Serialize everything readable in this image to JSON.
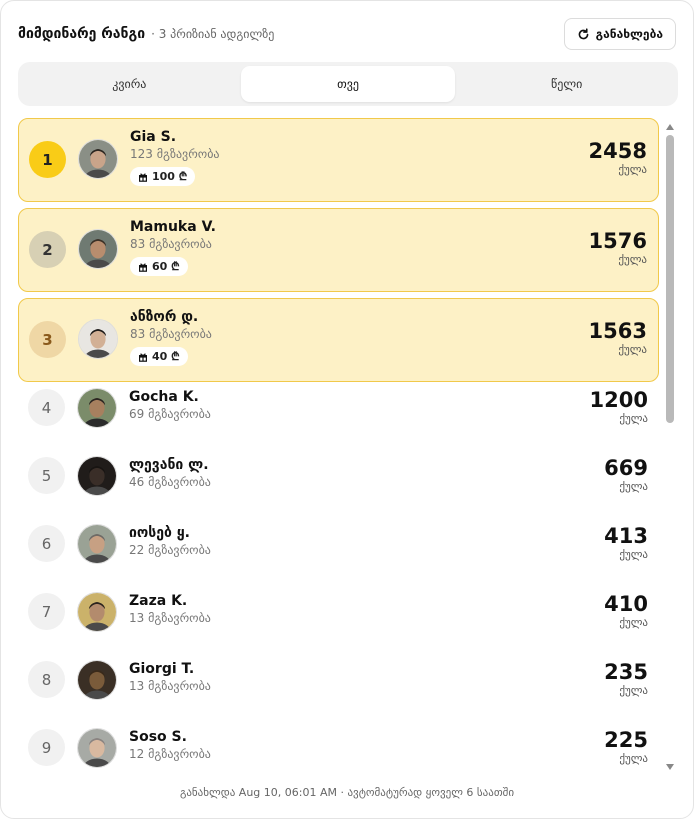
{
  "header": {
    "title": "მიმდინარე რანგი",
    "subtitle": "· 3 პრიზიან ადგილზე",
    "refresh_label": "განახლება"
  },
  "tabs": [
    {
      "label": "კვირა",
      "active": false
    },
    {
      "label": "თვე",
      "active": true
    },
    {
      "label": "წელი",
      "active": false
    }
  ],
  "leaderboard": [
    {
      "rank": "1",
      "name": "Gia S.",
      "trips": "123 მგზავრობა",
      "prize": "100 ₾",
      "points": "2458",
      "points_label": "ქულა"
    },
    {
      "rank": "2",
      "name": "Mamuka V.",
      "trips": "83 მგზავრობა",
      "prize": "60 ₾",
      "points": "1576",
      "points_label": "ქულა"
    },
    {
      "rank": "3",
      "name": "ანზორ დ.",
      "trips": "83 მგზავრობა",
      "prize": "40 ₾",
      "points": "1563",
      "points_label": "ქულა"
    },
    {
      "rank": "4",
      "name": "Gocha K.",
      "trips": "69 მგზავრობა",
      "points": "1200",
      "points_label": "ქულა"
    },
    {
      "rank": "5",
      "name": "ლევანი ლ.",
      "trips": "46 მგზავრობა",
      "points": "669",
      "points_label": "ქულა"
    },
    {
      "rank": "6",
      "name": "იოსებ ყ.",
      "trips": "22 მგზავრობა",
      "points": "413",
      "points_label": "ქულა"
    },
    {
      "rank": "7",
      "name": "Zaza K.",
      "trips": "13 მგზავრობა",
      "points": "410",
      "points_label": "ქულა"
    },
    {
      "rank": "8",
      "name": "Giorgi T.",
      "trips": "13 მგზავრობა",
      "points": "235",
      "points_label": "ქულა"
    },
    {
      "rank": "9",
      "name": "Soso S.",
      "trips": "12 მგზავრობა",
      "points": "225",
      "points_label": "ქულა"
    }
  ],
  "footer": {
    "text": "განახლდა Aug 10, 06:01 AM · ავტომატურად ყოველ 6 საათში"
  },
  "colors": {
    "highlight_bg": "#fdf1c6",
    "highlight_border": "#f1c94a",
    "gold": "#f9cc17",
    "silver": "#d7d0b4",
    "bronze": "#efd7a5"
  },
  "icons": {
    "refresh": "refresh-icon",
    "prize": "gift-icon",
    "avatar": "user-photo"
  }
}
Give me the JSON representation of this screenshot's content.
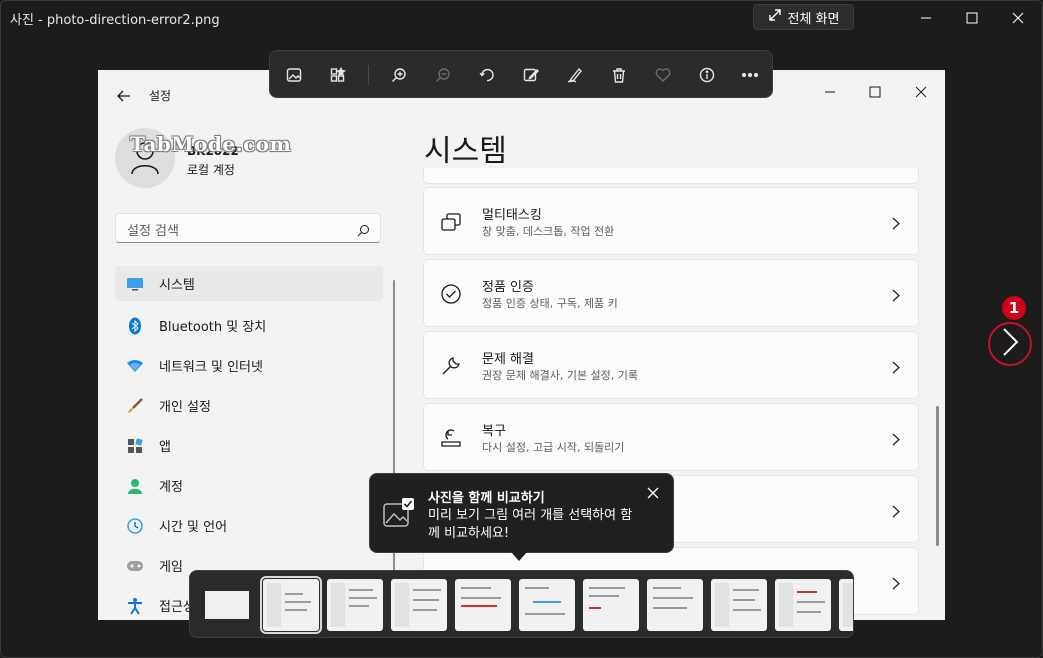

## WHAT THE EXERCISE ASKS
In the copy, include no pictures; restate the listing above exactly.

## THE COMPLETED TASK
Serialize everything readable in this image to JSON.
{
  "header": {
    "title": "მიმდინარე რანგი",
    "subtitle": "· 3 პრიზიან ადგილზე",
    "refresh_label": "განახლება"
  },
  "tabs": [
    {
      "label": "კვირა",
      "active": false
    },
    {
      "label": "თვე",
      "active": true
    },
    {
      "label": "წელი",
      "active": false
    }
  ],
  "leaderboard": [
    {
      "rank": "1",
      "name": "Gia S.",
      "trips": "123 მგზავრობა",
      "prize": "100 ₾",
      "points": "2458",
      "points_label": "ქულა"
    },
    {
      "rank": "2",
      "name": "Mamuka V.",
      "trips": "83 მგზავრობა",
      "prize": "60 ₾",
      "points": "1576",
      "points_label": "ქულა"
    },
    {
      "rank": "3",
      "name": "ანზორ დ.",
      "trips": "83 მგზავრობა",
      "prize": "40 ₾",
      "points": "1563",
      "points_label": "ქულა"
    },
    {
      "rank": "4",
      "name": "Gocha K.",
      "trips": "69 მგზავრობა",
      "points": "1200",
      "points_label": "ქულა"
    },
    {
      "rank": "5",
      "name": "ლევანი ლ.",
      "trips": "46 მგზავრობა",
      "points": "669",
      "points_label": "ქულა"
    },
    {
      "rank": "6",
      "name": "იოსებ ყ.",
      "trips": "22 მგზავრობა",
      "points": "413",
      "points_label": "ქულა"
    },
    {
      "rank": "7",
      "name": "Zaza K.",
      "trips": "13 მგზავრობა",
      "points": "410",
      "points_label": "ქულა"
    },
    {
      "rank": "8",
      "name": "Giorgi T.",
      "trips": "13 მგზავრობა",
      "points": "235",
      "points_label": "ქულა"
    },
    {
      "rank": "9",
      "name": "Soso S.",
      "trips": "12 მგზავრობა",
      "points": "225",
      "points_label": "ქულა"
    }
  ],
  "footer": {
    "text": "განახლდა Aug 10, 06:01 AM · ავტომატურად ყოველ 6 საათში"
  },
  "colors": {
    "highlight_bg": "#fdf1c6",
    "highlight_border": "#f1c94a",
    "gold": "#f9cc17",
    "silver": "#d7d0b4",
    "bronze": "#efd7a5"
  },
  "icons": {
    "refresh": "refresh-icon",
    "prize": "gift-icon",
    "avatar": "user-photo"
  }
}
Give me the JSON representation of this screenshot's content.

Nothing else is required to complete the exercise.